Exercise directions |
Copy out all lines in the data below containing the string "crossing".

Data for this exercise |
####################
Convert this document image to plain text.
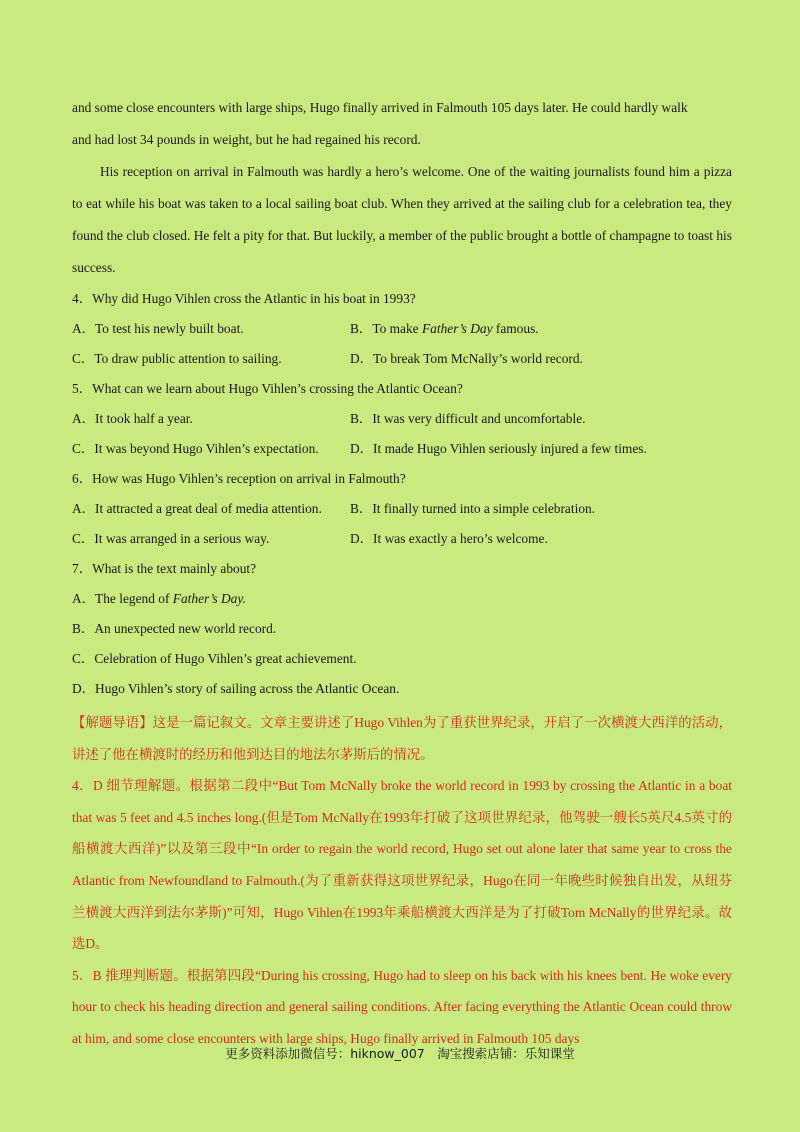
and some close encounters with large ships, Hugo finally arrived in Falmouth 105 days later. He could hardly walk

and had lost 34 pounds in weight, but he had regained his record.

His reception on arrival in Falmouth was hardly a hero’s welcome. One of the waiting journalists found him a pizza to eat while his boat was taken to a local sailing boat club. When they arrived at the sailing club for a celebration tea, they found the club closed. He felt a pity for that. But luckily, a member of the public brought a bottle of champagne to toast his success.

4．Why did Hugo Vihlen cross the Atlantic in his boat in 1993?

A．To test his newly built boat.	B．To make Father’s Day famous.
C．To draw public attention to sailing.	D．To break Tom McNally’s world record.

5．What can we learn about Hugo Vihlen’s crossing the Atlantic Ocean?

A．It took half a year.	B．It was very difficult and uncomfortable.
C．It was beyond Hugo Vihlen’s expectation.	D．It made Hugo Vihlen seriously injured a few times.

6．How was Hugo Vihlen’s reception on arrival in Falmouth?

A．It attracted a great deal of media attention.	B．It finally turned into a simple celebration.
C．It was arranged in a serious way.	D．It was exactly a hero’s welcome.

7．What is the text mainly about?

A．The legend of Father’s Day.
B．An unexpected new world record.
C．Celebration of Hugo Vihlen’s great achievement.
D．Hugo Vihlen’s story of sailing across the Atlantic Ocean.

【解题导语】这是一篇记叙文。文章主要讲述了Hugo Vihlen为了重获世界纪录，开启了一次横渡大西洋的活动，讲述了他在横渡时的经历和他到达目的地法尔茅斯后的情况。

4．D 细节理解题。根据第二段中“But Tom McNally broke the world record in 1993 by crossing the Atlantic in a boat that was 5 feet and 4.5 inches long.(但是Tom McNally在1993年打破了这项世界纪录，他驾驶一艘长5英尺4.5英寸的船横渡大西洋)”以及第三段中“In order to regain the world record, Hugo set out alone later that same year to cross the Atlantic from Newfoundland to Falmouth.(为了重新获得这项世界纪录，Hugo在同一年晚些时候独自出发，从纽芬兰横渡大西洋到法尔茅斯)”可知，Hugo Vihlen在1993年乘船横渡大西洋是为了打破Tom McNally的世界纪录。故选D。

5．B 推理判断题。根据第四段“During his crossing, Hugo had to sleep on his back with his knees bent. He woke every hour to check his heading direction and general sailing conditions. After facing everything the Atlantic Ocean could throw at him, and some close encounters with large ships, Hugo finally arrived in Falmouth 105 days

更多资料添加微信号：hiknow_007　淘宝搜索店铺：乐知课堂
####################
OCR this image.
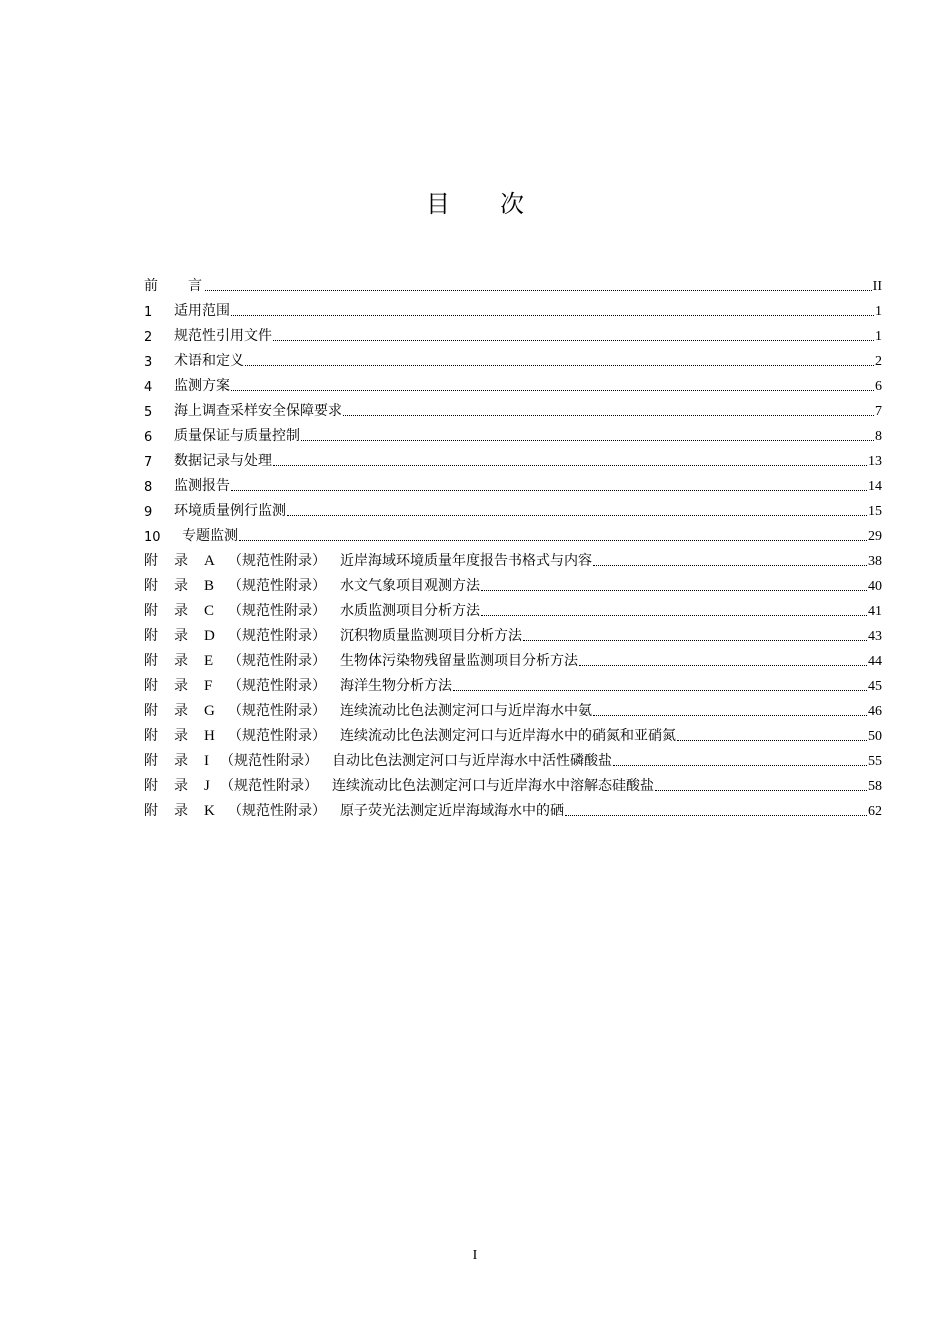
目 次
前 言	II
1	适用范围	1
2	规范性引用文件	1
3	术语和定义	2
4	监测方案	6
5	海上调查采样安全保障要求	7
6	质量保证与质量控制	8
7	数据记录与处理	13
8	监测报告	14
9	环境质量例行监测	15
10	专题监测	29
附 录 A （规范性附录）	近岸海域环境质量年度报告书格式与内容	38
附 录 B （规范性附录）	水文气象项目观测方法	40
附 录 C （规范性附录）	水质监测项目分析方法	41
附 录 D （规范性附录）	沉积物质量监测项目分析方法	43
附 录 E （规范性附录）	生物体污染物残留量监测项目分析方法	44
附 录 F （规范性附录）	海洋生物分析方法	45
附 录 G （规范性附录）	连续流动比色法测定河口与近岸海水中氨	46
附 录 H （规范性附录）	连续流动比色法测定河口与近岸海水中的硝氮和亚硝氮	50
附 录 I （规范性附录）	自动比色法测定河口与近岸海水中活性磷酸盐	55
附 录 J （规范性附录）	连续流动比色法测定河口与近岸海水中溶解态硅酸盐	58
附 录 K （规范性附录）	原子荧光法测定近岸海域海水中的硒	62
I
####################
Result for this task |
5．What can we learn about Hugo Vihlen’s crossing the Atlantic Ocean?
4．D 细节理解题。根据第二段中“But Tom McNally broke the world record in 1993 by crossing the Atlantic in a boat that was 5 feet and 4.5 inches long.(但是Tom McNally在1993年打破了这项世界纪录，他驾驶一艘长5英尺4.5英寸的船横渡大西洋)”以及第三段中“In order to regain the world record, Hugo set out alone later that same year to cross the Atlantic from Newfoundland to Falmouth.(为了重新获得这项世界纪录，Hugo在同一年晚些时候独自出发，从纽芬兰横渡大西洋到法尔茅斯)”可知，Hugo Vihlen在1993年乘船横渡大西洋是为了打破Tom McNally的世界纪录。故选D。
5．B 推理判断题。根据第四段“During his crossing, Hugo had to sleep on his back with his knees bent. He woke every hour to check his heading direction and general sailing conditions. After facing everything the Atlantic Ocean could throw at him, and some close encounters with large ships, Hugo finally arrived in Falmouth 105 days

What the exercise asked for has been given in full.